▶ _Written exercise_: Please write out the material that follows, exactly as it stands.
--------------------
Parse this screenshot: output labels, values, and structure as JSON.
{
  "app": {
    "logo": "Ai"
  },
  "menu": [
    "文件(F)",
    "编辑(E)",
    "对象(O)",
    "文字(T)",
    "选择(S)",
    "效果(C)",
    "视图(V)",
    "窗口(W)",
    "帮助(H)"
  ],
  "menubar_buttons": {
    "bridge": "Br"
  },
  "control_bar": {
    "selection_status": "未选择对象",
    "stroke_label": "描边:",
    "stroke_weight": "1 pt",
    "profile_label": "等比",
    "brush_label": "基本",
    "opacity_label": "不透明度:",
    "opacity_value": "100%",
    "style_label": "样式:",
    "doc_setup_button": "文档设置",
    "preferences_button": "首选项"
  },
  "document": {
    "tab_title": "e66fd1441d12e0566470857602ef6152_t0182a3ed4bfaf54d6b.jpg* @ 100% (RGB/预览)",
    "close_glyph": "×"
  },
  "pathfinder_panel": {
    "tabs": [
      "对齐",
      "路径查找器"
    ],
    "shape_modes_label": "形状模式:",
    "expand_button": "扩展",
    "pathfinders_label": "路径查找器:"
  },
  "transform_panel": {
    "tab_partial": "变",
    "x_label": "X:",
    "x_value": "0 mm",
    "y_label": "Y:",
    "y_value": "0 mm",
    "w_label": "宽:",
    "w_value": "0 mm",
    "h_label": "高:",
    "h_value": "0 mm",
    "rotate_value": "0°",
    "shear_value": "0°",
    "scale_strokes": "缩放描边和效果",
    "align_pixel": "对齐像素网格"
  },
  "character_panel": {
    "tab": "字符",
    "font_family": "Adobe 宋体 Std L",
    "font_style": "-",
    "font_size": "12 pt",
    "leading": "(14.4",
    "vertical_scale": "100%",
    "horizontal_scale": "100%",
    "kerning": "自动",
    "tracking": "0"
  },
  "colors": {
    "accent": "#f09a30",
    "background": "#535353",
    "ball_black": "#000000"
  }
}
--------------------
▶ _Exercise response_:
Parse this screenshot: output labels, values, and structure as JSON.
{
  "app": {
    "logo": "Ai"
  },
  "menu": [
    "文件(F)",
    "编辑(E)",
    "对象(O)",
    "文字(T)",
    "选择(S)",
    "效果(C)",
    "视图(V)",
    "窗口(W)",
    "帮助(H)"
  ],
  "menubar_buttons": {
    "bridge": "Br"
  },
  "control_bar": {
    "selection_status": "未选择对象",
    "stroke_label": "描边:",
    "stroke_weight": "1 pt",
    "profile_label": "等比",
    "brush_label": "基本",
    "opacity_label": "不透明度:",
    "opacity_value": "100%",
    "style_label": "样式:",
    "doc_setup_button": "文档设置",
    "preferences_button": "首选项"
  },
  "document": {
    "tab_title": "e66fd1441d12e0566470857602ef6152_t0182a3ed4bfaf54d6b.jpg* @ 100% (RGB/预览)",
    "close_glyph": "×"
  },
  "pathfinder_panel": {
    "tabs": [
      "对齐",
      "路径查找器"
    ],
    "shape_modes_label": "形状模式:",
    "expand_button": "扩展",
    "pathfinders_label": "路径查找器:"
  },
  "transform_panel": {
    "tab_partial": "变",
    "x_label": "X:",
    "x_value": "0 mm",
    "y_label": "Y:",
    "y_value": "0 mm",
    "w_label": "宽:",
    "w_value": "0 mm",
    "h_label": "高:",
    "h_value": "0 mm",
    "rotate_value": "0°",
    "shear_value": "0°",
    "scale_strokes": "缩放描边和效果",
    "align_pixel": "对齐像素网格"
  },
  "character_panel": {
    "tab": "字符",
    "font_family": "Adobe 宋体 Std L",
    "font_style": "-",
    "font_size": "12 pt",
    "leading": "(14.4",
    "vertical_scale": "100%",
    "horizontal_scale": "100%",
    "kerning": "自动",
    "tracking": "0"
  },
  "colors": {
    "accent": "#f09a30",
    "background": "#535353",
    "ball_black": "#000000"
  }
}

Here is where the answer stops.